-- Start of EXERCISE MATERIALS --

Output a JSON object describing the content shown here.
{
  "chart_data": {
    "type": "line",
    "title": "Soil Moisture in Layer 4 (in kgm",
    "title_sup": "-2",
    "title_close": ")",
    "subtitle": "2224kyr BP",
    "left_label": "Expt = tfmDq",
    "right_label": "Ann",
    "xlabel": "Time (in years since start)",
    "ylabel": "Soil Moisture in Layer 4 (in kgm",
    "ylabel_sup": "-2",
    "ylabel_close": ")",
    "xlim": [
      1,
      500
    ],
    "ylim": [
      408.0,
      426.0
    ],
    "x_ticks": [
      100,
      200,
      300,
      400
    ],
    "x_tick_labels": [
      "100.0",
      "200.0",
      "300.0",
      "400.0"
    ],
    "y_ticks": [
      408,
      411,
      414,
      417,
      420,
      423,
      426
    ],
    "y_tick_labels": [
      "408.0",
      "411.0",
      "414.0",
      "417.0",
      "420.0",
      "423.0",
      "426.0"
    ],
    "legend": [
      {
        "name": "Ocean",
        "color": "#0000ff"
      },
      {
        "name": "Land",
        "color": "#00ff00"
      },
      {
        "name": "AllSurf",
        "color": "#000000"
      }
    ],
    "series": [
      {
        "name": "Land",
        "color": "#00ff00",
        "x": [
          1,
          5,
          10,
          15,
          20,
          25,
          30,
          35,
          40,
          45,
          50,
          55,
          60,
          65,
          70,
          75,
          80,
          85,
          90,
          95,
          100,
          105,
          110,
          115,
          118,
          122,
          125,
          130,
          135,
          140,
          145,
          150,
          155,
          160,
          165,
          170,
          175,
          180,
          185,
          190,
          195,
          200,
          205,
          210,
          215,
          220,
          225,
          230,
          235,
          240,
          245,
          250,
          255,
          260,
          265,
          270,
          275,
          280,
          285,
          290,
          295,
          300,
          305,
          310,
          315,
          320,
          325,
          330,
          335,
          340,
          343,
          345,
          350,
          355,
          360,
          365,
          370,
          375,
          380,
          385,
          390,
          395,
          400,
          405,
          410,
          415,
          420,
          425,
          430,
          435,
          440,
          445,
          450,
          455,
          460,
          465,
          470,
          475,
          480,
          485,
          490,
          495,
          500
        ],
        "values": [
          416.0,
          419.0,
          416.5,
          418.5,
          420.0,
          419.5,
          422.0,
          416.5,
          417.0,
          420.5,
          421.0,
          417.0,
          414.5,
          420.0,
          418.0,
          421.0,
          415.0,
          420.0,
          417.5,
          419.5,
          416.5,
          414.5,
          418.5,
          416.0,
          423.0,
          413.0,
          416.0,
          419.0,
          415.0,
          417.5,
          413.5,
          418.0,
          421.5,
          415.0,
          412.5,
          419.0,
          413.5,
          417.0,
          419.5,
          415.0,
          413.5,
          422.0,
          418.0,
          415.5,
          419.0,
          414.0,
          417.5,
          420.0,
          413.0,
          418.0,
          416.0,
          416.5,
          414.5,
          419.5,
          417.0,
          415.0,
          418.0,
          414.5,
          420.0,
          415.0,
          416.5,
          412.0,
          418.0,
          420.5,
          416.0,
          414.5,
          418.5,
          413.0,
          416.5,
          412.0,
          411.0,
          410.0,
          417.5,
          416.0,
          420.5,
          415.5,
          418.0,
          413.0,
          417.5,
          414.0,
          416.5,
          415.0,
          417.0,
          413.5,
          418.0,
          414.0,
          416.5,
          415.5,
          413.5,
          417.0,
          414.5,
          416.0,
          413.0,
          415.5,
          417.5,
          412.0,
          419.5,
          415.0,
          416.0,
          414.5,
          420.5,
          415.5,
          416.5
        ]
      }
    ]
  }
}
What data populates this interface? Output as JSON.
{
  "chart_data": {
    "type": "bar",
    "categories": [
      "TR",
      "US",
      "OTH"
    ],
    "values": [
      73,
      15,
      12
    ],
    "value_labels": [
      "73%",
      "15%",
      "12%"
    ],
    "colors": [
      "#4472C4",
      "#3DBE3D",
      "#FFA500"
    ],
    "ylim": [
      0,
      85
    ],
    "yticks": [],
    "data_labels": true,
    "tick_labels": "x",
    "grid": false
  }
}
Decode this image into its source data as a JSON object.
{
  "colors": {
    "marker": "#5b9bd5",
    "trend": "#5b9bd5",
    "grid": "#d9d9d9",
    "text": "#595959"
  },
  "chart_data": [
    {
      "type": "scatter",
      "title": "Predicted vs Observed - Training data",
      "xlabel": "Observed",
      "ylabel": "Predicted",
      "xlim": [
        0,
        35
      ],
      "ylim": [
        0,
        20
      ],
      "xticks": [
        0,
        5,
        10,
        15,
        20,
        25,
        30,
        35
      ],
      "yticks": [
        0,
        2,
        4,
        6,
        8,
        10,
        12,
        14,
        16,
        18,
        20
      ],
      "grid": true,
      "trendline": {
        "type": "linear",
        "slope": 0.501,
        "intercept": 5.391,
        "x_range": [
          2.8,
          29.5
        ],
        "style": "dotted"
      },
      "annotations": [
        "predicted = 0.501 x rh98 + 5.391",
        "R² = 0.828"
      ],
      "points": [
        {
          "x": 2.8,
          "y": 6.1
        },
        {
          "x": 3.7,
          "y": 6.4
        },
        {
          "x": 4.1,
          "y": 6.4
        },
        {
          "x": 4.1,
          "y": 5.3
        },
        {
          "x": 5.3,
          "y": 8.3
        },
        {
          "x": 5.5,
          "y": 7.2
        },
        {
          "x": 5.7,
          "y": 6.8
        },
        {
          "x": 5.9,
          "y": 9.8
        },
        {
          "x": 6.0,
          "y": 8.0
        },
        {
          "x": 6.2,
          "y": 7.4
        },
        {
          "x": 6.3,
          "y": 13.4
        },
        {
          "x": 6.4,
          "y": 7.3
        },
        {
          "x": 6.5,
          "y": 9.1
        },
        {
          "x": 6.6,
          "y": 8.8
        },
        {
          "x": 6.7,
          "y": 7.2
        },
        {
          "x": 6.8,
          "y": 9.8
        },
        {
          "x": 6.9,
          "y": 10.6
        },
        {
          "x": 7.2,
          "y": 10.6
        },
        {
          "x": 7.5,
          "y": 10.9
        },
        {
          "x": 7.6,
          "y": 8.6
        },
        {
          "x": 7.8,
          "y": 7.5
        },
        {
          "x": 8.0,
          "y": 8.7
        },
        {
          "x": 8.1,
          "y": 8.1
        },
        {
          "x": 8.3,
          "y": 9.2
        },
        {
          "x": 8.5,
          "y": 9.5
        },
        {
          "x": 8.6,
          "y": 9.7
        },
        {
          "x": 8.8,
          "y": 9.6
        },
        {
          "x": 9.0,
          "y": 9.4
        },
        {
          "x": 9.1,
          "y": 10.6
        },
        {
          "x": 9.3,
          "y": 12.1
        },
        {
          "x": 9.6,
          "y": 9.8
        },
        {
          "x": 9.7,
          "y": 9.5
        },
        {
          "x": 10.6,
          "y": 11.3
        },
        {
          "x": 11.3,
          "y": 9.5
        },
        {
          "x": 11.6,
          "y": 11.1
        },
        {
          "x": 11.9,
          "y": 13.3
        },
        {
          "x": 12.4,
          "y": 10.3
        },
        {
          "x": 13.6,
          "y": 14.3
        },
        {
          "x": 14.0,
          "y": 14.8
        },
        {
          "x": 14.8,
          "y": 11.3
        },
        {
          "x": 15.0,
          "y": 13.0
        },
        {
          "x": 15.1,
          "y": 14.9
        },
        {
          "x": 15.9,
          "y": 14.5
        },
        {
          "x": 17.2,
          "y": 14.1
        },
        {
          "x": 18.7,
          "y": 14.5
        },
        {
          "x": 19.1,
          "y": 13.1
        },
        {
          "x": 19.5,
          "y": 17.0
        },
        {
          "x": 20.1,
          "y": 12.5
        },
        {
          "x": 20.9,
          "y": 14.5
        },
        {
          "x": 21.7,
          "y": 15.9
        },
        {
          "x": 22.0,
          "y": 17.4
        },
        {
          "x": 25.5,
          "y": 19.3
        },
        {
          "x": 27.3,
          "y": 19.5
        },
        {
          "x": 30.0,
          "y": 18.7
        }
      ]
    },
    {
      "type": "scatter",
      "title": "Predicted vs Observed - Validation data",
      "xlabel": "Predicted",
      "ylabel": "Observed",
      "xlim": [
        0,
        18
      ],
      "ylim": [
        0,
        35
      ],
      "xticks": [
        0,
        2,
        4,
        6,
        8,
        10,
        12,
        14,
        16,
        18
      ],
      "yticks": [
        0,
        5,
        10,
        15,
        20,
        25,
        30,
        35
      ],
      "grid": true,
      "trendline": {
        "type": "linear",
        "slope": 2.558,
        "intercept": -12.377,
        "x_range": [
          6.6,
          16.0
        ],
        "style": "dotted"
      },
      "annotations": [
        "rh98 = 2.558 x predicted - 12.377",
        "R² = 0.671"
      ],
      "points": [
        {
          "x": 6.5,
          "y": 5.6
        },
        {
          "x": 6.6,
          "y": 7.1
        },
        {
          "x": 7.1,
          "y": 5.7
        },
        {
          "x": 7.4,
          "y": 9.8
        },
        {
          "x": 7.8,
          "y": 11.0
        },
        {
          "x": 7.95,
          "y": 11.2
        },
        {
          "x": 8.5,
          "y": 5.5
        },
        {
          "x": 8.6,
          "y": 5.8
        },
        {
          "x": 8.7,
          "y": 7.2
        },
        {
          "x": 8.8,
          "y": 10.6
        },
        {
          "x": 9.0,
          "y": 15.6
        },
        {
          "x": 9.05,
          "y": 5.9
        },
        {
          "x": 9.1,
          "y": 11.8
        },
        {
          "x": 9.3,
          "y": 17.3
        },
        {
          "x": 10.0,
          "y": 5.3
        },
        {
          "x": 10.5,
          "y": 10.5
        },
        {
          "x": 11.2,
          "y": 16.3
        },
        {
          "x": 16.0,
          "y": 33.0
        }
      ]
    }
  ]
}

-- End of EXERCISE MATERIALS --

__DIRECTIONS FOR THIS TASK__
List the lines of the material in which the word "Soil" occurs.

__SOLUTION TO THE PROBLEM__
    "title": "Soil Moisture in Layer 4 (in kgm",
    "ylabel": "Soil Moisture in Layer 4 (in kgm",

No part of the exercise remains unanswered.